--- Requirements ---
Scan the data. Collect each line that contains the word "name".

[BEGIN Items]

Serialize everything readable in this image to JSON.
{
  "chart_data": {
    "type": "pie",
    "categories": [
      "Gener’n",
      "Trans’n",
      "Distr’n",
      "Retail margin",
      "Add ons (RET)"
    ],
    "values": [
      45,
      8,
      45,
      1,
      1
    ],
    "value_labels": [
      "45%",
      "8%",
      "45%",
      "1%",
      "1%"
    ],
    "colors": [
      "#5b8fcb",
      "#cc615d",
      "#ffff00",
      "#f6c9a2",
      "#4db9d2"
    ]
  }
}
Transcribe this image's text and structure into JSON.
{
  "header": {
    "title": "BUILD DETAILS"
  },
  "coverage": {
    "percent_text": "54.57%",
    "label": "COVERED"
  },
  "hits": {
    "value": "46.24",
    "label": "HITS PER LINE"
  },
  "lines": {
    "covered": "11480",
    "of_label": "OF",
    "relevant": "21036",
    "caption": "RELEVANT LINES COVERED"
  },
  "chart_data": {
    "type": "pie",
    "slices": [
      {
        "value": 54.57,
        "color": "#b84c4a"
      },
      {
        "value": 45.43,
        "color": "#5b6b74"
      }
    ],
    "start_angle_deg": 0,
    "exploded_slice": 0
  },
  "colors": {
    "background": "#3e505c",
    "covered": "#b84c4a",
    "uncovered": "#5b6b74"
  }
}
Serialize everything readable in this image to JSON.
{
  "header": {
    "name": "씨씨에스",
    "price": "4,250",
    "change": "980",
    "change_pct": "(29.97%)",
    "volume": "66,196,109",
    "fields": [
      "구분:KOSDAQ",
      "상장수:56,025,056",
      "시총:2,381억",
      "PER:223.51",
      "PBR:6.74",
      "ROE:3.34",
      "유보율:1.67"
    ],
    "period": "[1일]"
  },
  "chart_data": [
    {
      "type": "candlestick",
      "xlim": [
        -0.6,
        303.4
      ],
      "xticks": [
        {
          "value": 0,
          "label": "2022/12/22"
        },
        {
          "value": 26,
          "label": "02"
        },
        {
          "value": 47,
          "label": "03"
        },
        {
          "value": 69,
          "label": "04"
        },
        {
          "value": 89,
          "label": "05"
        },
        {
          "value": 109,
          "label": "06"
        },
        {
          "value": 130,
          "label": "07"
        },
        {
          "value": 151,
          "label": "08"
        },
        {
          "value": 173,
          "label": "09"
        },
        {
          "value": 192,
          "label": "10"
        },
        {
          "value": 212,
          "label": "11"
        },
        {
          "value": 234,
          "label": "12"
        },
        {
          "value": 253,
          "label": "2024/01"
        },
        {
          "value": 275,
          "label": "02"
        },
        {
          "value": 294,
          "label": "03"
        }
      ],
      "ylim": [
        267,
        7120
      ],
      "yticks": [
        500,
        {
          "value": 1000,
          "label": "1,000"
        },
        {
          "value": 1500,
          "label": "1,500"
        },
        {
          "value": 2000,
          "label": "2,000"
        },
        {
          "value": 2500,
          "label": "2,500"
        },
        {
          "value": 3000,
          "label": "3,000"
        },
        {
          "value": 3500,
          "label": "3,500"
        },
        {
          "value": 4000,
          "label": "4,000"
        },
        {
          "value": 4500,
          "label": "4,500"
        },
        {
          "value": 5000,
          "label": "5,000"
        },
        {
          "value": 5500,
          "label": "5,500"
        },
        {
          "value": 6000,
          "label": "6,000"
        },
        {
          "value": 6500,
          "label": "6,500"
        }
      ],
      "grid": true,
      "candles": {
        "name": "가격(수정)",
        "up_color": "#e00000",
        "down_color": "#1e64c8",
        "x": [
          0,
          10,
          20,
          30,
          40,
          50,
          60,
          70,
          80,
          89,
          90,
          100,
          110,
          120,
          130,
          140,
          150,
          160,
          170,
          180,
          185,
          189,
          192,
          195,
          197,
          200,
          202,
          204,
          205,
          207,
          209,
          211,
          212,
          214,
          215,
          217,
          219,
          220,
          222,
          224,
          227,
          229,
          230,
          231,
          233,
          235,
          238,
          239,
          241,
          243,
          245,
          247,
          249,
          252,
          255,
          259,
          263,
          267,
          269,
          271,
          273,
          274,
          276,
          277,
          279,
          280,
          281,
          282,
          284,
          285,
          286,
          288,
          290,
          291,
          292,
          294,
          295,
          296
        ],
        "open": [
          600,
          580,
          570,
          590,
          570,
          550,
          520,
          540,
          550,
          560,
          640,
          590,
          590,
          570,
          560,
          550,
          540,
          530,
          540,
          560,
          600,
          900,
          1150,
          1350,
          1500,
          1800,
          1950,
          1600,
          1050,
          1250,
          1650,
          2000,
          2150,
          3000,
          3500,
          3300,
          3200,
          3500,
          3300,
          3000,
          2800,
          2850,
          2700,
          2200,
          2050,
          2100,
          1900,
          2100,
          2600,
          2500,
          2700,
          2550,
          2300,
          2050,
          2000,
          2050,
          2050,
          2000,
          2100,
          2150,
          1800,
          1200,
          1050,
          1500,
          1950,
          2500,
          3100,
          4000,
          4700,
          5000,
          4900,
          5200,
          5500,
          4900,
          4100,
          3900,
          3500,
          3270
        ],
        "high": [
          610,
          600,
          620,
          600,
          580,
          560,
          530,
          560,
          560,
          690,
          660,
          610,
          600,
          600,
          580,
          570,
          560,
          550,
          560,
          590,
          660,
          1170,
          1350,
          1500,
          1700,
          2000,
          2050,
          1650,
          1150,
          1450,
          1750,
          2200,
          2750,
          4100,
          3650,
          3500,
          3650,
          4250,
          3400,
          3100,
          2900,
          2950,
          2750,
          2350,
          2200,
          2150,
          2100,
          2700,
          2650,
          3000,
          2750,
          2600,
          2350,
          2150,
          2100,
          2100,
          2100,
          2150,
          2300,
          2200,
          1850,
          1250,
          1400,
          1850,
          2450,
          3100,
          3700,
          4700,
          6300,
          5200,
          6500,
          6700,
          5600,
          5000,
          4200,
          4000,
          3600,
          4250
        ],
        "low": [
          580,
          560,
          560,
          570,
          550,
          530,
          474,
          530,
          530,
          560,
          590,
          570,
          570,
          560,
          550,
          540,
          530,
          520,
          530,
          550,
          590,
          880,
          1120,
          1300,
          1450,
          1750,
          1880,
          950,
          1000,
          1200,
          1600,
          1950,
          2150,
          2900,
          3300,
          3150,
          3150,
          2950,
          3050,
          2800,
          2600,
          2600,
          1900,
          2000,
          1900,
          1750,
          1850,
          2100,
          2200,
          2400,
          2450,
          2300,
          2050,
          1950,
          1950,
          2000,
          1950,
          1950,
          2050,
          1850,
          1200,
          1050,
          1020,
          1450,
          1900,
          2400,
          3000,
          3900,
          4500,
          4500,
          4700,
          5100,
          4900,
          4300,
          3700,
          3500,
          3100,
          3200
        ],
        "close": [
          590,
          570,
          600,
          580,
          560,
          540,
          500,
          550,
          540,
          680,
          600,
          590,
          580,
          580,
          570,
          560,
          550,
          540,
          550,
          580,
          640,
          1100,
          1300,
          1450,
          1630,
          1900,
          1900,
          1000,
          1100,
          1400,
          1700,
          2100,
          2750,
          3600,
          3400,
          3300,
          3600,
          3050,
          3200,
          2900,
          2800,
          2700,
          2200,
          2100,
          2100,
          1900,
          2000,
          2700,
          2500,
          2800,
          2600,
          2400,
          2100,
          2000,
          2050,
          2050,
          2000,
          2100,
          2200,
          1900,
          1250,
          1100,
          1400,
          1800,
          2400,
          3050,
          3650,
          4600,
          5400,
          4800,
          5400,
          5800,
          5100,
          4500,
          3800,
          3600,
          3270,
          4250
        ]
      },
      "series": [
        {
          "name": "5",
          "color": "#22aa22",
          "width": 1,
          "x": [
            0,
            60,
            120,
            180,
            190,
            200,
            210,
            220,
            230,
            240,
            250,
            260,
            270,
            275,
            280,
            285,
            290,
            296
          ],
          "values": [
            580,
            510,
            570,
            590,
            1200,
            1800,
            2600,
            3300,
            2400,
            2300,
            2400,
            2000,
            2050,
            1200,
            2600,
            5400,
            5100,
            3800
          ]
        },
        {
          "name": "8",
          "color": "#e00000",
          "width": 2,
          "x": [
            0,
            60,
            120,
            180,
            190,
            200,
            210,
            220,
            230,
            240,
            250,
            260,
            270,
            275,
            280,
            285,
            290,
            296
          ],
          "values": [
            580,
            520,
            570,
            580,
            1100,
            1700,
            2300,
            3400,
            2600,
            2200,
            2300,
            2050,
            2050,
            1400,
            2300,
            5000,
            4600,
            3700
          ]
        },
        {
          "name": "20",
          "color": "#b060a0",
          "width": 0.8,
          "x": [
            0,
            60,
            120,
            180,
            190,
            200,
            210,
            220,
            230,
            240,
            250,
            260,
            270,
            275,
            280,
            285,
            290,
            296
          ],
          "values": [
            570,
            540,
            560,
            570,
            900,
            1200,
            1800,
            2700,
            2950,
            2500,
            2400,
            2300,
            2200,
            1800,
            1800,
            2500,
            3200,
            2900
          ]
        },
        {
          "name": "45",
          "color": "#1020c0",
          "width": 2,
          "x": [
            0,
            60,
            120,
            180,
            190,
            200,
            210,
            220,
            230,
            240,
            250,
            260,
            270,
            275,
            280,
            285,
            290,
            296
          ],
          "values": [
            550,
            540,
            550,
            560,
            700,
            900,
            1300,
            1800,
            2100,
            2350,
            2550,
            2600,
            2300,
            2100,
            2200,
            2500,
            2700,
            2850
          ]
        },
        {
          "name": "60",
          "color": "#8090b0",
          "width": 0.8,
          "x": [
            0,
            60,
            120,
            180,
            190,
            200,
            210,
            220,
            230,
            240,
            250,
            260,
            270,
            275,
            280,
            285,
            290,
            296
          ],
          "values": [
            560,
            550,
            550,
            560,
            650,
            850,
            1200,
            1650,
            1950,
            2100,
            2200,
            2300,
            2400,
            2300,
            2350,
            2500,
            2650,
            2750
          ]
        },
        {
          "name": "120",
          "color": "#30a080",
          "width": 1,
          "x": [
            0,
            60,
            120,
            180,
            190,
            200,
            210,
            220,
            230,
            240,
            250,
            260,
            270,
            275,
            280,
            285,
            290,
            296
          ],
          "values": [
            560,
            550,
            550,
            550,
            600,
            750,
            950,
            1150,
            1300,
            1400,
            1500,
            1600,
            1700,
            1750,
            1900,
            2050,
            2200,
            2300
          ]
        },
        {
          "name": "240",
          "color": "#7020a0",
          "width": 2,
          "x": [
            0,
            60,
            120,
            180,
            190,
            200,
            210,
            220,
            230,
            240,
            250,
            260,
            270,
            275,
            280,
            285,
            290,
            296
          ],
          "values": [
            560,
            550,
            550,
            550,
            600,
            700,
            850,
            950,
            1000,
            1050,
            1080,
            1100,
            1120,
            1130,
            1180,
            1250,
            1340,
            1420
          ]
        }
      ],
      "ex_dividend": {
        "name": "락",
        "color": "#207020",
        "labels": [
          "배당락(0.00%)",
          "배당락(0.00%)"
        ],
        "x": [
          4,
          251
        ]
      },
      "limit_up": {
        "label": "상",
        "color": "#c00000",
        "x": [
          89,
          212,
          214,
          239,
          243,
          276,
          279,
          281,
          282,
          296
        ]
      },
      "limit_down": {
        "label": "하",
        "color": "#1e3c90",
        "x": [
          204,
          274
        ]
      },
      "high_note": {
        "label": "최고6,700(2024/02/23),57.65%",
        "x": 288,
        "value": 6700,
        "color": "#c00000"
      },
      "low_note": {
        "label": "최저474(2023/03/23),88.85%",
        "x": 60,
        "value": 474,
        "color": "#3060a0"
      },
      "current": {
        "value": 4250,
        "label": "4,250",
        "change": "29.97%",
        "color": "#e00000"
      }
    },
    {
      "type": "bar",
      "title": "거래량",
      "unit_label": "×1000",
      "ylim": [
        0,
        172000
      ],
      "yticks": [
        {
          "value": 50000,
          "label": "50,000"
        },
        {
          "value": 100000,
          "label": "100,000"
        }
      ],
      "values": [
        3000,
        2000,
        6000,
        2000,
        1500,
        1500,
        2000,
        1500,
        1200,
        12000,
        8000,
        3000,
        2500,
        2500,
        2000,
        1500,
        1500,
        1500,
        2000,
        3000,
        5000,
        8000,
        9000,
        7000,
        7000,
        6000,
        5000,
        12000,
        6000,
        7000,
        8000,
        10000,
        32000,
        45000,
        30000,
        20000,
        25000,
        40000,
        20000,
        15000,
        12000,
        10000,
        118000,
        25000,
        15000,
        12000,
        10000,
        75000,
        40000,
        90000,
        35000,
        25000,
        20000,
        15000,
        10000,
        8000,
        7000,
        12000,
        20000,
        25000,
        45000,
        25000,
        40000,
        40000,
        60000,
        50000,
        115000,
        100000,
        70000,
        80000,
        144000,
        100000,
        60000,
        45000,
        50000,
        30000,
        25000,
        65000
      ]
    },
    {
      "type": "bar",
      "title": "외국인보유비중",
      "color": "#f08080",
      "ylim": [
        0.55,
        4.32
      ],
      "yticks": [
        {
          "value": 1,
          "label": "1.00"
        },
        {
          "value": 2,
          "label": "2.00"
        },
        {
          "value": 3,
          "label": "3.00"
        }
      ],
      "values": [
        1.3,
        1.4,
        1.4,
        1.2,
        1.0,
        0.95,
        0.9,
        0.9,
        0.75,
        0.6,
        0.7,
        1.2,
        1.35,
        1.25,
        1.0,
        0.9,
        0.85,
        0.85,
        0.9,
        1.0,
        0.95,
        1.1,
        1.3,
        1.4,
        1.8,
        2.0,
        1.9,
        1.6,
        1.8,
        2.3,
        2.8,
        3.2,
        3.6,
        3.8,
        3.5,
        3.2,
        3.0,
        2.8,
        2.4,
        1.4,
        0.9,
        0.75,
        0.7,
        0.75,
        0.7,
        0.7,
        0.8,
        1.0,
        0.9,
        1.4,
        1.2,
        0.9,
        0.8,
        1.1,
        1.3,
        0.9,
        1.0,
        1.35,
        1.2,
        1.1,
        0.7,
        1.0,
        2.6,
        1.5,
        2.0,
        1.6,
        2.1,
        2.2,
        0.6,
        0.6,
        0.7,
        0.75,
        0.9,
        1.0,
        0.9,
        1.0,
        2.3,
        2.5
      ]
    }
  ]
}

[END Items]

--- Exercise result ---
    "name": "씨씨에스",
        "name": "가격(수정)",
          "name": "5",
          "name": "8",
          "name": "20",
          "name": "45",
          "name": "60",
          "name": "120",
          "name": "240",
        "name": "락",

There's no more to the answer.